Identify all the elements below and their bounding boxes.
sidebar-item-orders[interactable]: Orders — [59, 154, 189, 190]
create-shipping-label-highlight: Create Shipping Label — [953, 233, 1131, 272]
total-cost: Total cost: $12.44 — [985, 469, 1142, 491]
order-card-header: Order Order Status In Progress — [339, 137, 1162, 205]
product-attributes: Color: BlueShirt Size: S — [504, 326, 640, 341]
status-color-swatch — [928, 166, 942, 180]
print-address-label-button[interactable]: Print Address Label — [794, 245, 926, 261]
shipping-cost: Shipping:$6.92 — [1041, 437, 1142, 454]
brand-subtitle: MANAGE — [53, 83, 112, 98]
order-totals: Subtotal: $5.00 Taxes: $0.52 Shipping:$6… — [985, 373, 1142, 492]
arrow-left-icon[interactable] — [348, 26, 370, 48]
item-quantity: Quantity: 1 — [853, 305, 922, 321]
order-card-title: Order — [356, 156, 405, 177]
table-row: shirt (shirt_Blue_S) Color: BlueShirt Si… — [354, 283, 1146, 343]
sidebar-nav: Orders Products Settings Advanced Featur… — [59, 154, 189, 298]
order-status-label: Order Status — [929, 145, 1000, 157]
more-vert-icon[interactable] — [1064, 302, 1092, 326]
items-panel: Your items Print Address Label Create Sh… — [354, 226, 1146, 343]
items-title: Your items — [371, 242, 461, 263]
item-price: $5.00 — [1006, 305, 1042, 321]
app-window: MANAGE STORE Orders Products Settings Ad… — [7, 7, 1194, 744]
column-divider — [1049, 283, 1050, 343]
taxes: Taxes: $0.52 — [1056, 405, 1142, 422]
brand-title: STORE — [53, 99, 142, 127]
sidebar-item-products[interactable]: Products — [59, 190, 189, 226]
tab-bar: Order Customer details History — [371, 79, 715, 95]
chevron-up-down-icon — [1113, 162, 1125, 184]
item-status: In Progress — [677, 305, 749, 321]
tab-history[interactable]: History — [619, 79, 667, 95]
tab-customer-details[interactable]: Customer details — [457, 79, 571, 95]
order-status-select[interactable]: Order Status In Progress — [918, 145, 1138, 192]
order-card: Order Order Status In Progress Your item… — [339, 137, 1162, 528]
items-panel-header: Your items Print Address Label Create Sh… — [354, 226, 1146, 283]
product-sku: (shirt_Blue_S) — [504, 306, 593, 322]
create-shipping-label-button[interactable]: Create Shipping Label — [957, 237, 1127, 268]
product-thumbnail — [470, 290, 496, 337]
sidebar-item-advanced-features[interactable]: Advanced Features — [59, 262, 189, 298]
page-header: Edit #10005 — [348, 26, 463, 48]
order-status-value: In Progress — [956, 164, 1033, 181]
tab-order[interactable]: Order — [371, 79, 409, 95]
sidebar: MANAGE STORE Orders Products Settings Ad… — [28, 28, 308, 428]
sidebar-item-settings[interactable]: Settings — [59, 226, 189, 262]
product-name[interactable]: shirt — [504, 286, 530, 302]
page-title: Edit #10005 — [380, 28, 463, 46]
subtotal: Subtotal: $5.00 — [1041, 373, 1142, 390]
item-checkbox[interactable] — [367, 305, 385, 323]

=-=-=

## Task description
Rewrite the rows above, replacing every "In Progress" with "Shipped" and leaving all else unchanged.

## Final result
Identify all the elements below and their bounding boxes.
sidebar-item-orders[interactable]: Orders — [59, 154, 189, 190]
create-shipping-label-highlight: Create Shipping Label — [953, 233, 1131, 272]
total-cost: Total cost: $12.44 — [985, 469, 1142, 491]
order-card-header: Order Order Status Shipped — [339, 137, 1162, 205]
product-attributes: Color: BlueShirt Size: S — [504, 326, 640, 341]
status-color-swatch — [928, 166, 942, 180]
print-address-label-button[interactable]: Print Address Label — [794, 245, 926, 261]
shipping-cost: Shipping:$6.92 — [1041, 437, 1142, 454]
brand-subtitle: MANAGE — [53, 83, 112, 98]
order-totals: Subtotal: $5.00 Taxes: $0.52 Shipping:$6… — [985, 373, 1142, 492]
arrow-left-icon[interactable] — [348, 26, 370, 48]
item-quantity: Quantity: 1 — [853, 305, 922, 321]
order-card-title: Order — [356, 156, 405, 177]
table-row: shirt (shirt_Blue_S) Color: BlueShirt Si… — [354, 283, 1146, 343]
sidebar-nav: Orders Products Settings Advanced Featur… — [59, 154, 189, 298]
order-status-label: Order Status — [929, 145, 1000, 157]
more-vert-icon[interactable] — [1064, 302, 1092, 326]
items-panel: Your items Print Address Label Create Sh… — [354, 226, 1146, 343]
items-title: Your items — [371, 242, 461, 263]
item-price: $5.00 — [1006, 305, 1042, 321]
app-window: MANAGE STORE Orders Products Settings Ad… — [7, 7, 1194, 744]
column-divider — [1049, 283, 1050, 343]
taxes: Taxes: $0.52 — [1056, 405, 1142, 422]
brand-title: STORE — [53, 99, 142, 127]
sidebar-item-products[interactable]: Products — [59, 190, 189, 226]
tab-bar: Order Customer details History — [371, 79, 715, 95]
chevron-up-down-icon — [1113, 162, 1125, 184]
item-status: Shipped — [677, 305, 749, 321]
tab-history[interactable]: History — [619, 79, 667, 95]
tab-customer-details[interactable]: Customer details — [457, 79, 571, 95]
order-status-select[interactable]: Order Status Shipped — [918, 145, 1138, 192]
order-card: Order Order Status Shipped Your item… — [339, 137, 1162, 528]
items-panel-header: Your items Print Address Label Create Sh… — [354, 226, 1146, 283]
product-sku: (shirt_Blue_S) — [504, 306, 593, 322]
create-shipping-label-button[interactable]: Create Shipping Label — [957, 237, 1127, 268]
product-thumbnail — [470, 290, 496, 337]
sidebar-item-advanced-features[interactable]: Advanced Features — [59, 262, 189, 298]
page-header: Edit #10005 — [348, 26, 463, 48]
order-status-value: Shipped — [956, 164, 1033, 181]
tab-order[interactable]: Order — [371, 79, 409, 95]
sidebar: MANAGE STORE Orders Products Settings Ad… — [28, 28, 308, 428]
sidebar-item-settings[interactable]: Settings — [59, 226, 189, 262]
product-name[interactable]: shirt — [504, 286, 530, 302]
page-title: Edit #10005 — [380, 28, 463, 46]
subtotal: Subtotal: $5.00 — [1041, 373, 1142, 390]
item-checkbox[interactable] — [367, 305, 385, 323]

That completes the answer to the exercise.